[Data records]
** begin **

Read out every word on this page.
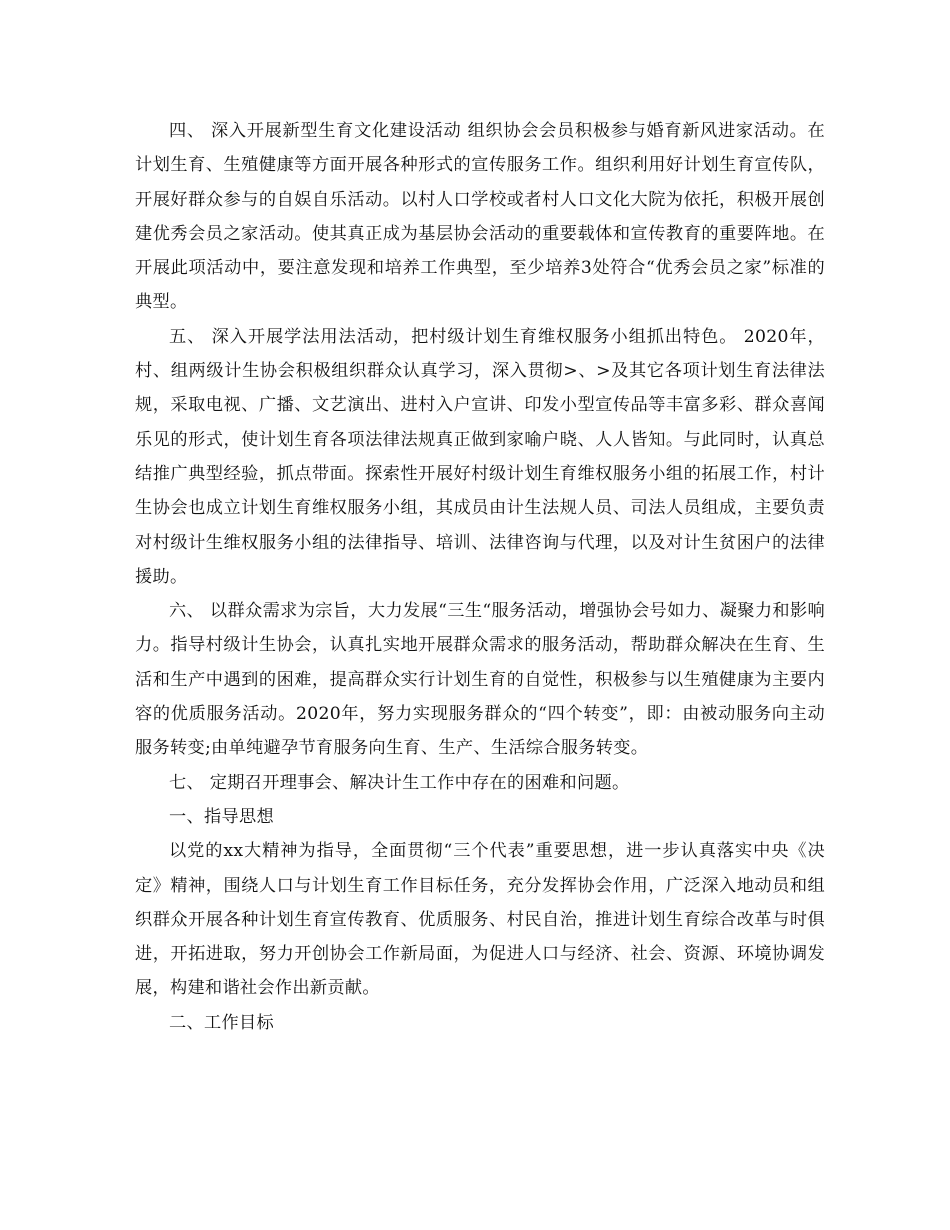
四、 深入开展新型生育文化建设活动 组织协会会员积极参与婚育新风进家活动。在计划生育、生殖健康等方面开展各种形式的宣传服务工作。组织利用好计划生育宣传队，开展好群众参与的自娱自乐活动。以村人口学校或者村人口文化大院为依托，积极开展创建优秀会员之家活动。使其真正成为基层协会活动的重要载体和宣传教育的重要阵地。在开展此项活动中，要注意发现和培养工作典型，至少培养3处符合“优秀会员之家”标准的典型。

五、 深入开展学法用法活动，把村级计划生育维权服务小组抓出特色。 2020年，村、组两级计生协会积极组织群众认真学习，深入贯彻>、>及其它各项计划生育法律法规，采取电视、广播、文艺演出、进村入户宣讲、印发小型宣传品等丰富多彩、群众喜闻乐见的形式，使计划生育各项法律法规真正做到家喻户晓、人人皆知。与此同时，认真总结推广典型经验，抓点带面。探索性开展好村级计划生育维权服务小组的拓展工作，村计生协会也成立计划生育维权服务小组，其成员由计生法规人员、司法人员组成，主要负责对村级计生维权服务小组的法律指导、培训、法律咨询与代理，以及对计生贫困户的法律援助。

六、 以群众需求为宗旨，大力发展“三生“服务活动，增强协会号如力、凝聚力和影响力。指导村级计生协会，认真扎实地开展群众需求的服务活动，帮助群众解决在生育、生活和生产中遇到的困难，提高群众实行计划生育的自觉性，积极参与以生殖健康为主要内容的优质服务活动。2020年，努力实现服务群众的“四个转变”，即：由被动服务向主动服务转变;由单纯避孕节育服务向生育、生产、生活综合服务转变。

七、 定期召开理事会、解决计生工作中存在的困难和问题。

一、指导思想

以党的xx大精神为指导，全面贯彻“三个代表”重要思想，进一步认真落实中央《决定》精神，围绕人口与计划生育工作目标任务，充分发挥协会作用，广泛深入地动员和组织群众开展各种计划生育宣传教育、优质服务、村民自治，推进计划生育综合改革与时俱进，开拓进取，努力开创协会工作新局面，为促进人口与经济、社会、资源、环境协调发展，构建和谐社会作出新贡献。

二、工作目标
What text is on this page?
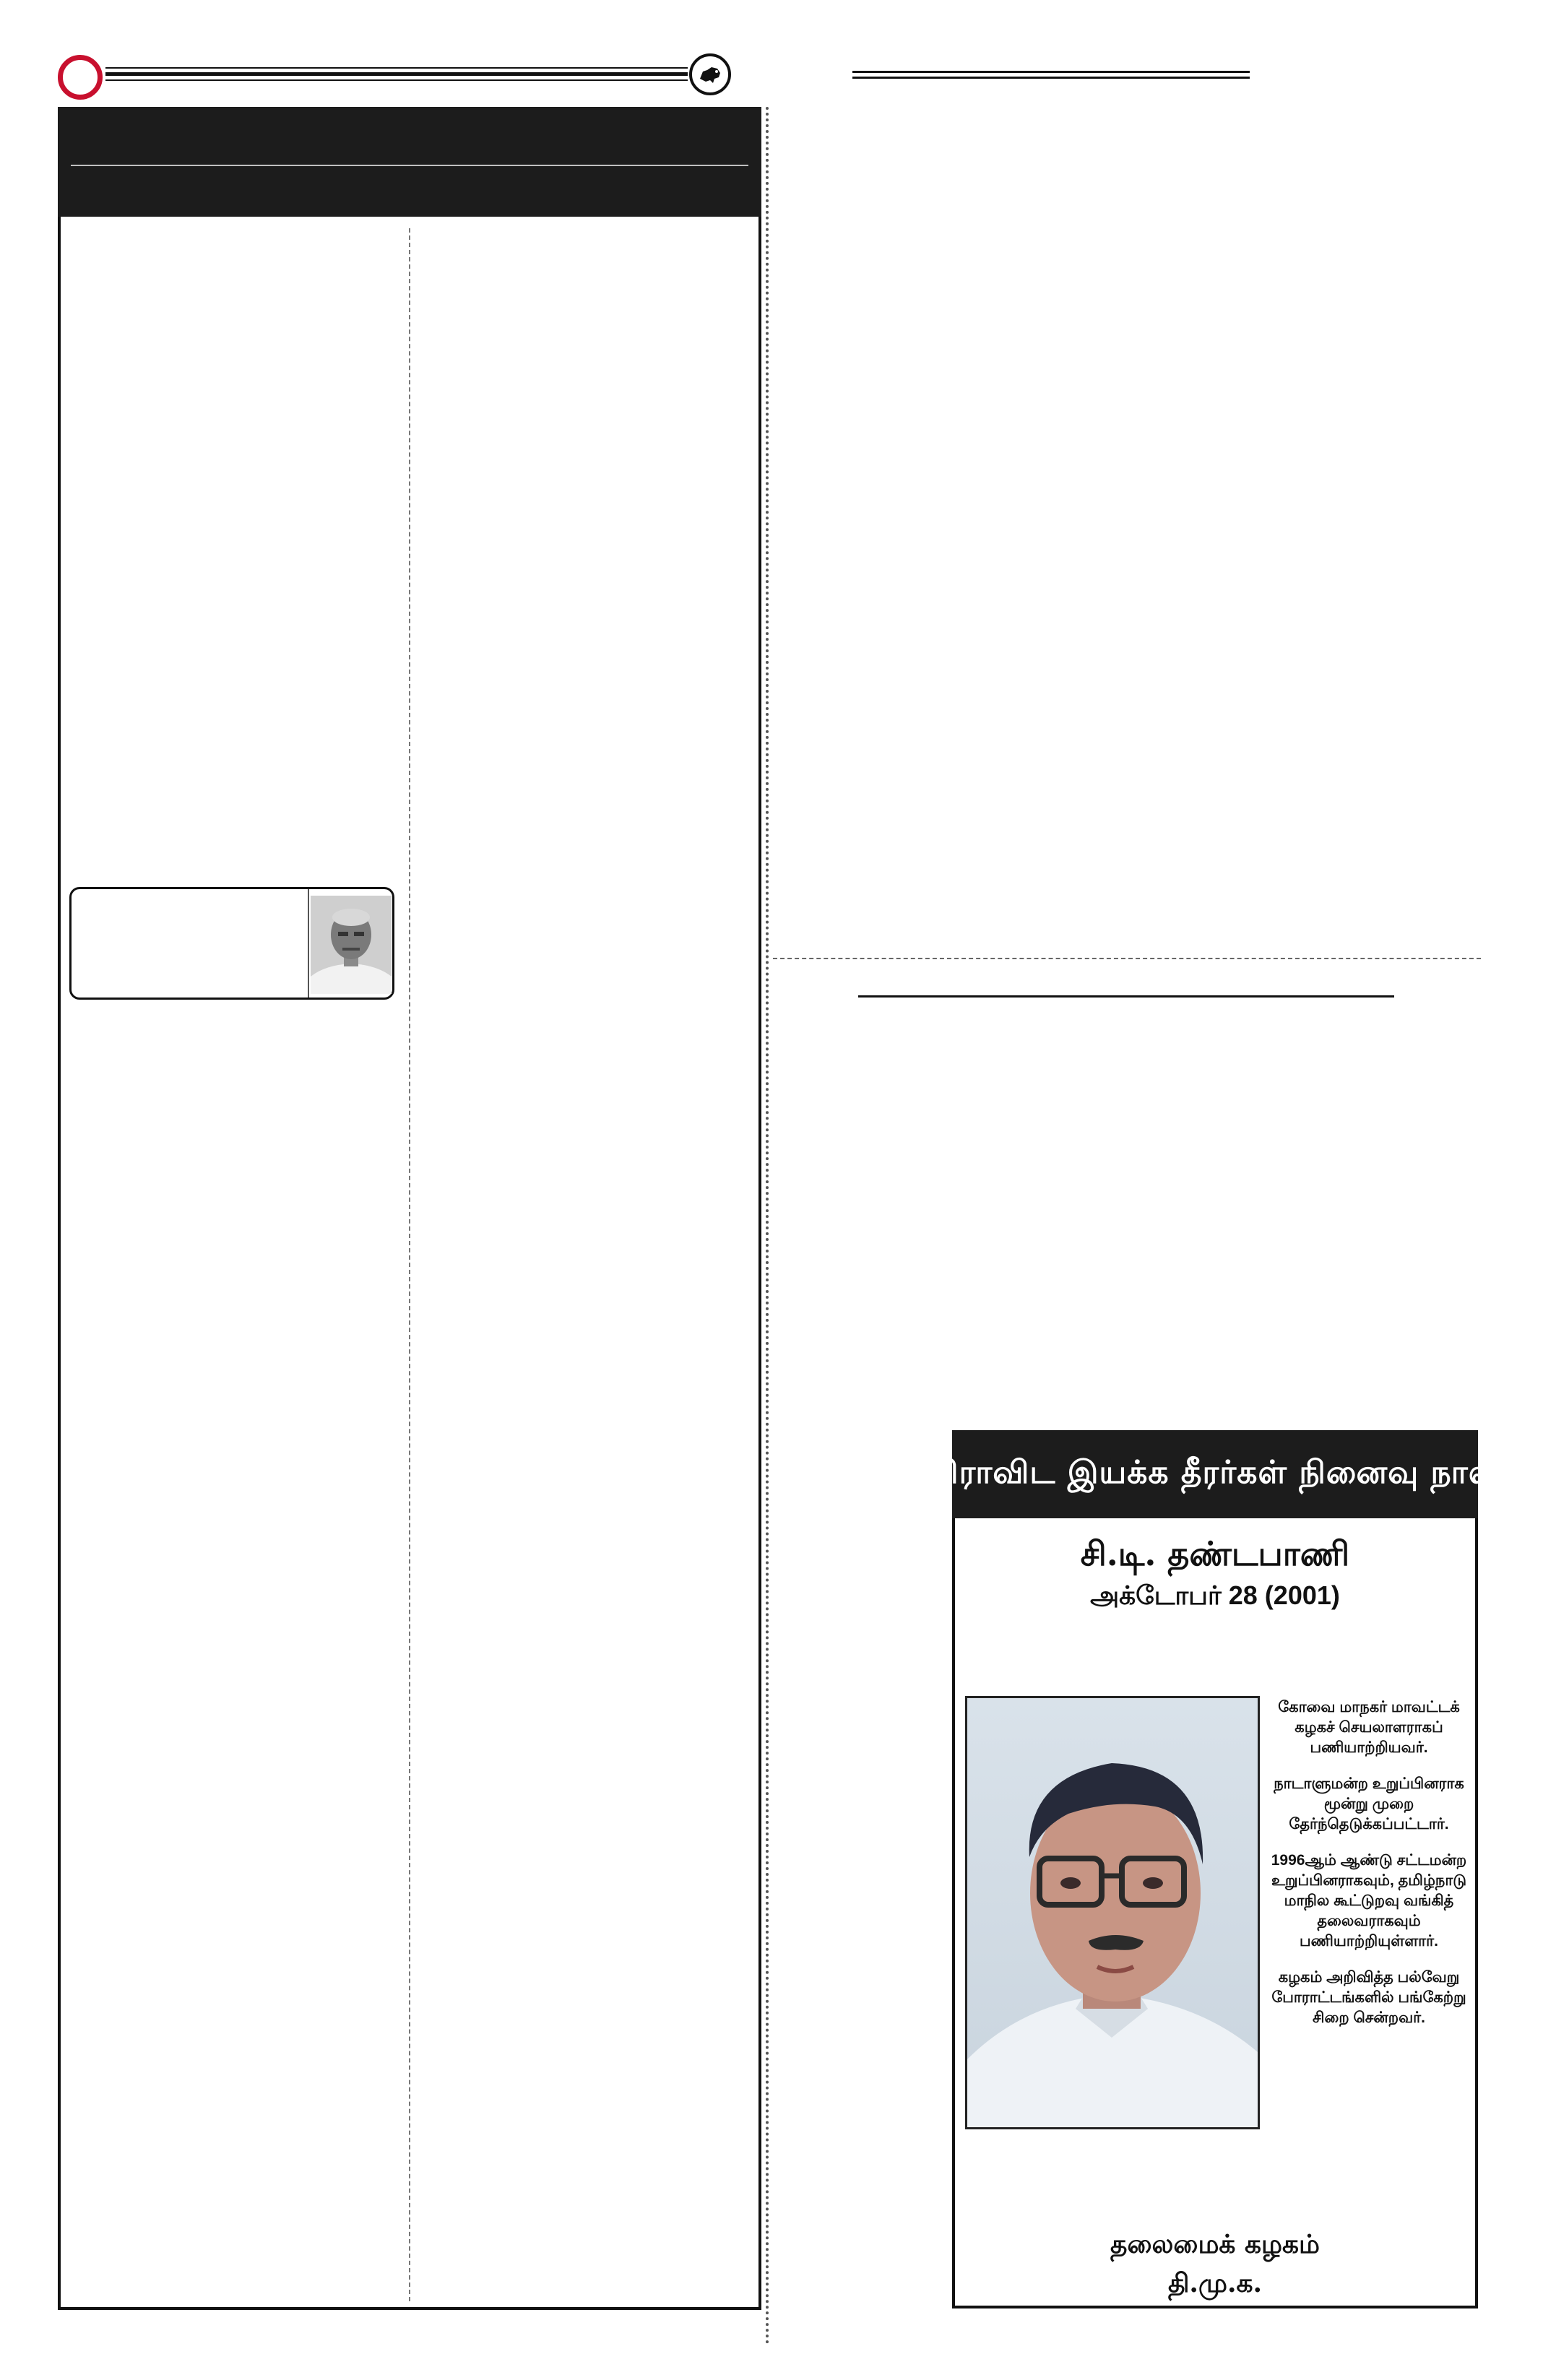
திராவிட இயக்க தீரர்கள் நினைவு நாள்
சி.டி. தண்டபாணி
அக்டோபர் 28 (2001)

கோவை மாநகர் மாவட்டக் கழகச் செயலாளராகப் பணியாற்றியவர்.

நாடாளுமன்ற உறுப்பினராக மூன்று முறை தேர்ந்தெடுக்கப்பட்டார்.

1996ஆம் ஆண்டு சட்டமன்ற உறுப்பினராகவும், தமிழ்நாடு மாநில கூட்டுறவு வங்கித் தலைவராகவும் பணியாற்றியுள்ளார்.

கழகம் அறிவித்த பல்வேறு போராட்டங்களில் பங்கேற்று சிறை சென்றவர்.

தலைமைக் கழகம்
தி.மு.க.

** end **

### Goal
Find the line containing "What text is on this page?" in the listing above. Please restate word for word that line through the last one, leaving out the pictures.

### Solution to the exercise
What text is on this page?
திராவிட இயக்க தீரர்கள் நினைவு நாள்
சி.டி. தண்டபாணி
அக்டோபர் 28 (2001)

கோவை மாநகர் மாவட்டக் கழகச் செயலாளராகப் பணியாற்றியவர்.

நாடாளுமன்ற உறுப்பினராக மூன்று முறை தேர்ந்தெடுக்கப்பட்டார்.

1996ஆம் ஆண்டு சட்டமன்ற உறுப்பினராகவும், தமிழ்நாடு மாநில கூட்டுறவு வங்கித் தலைவராகவும் பணியாற்றியுள்ளார்.

கழகம் அறிவித்த பல்வேறு போராட்டங்களில் பங்கேற்று சிறை சென்றவர்.

தலைமைக் கழகம்
தி.மு.க.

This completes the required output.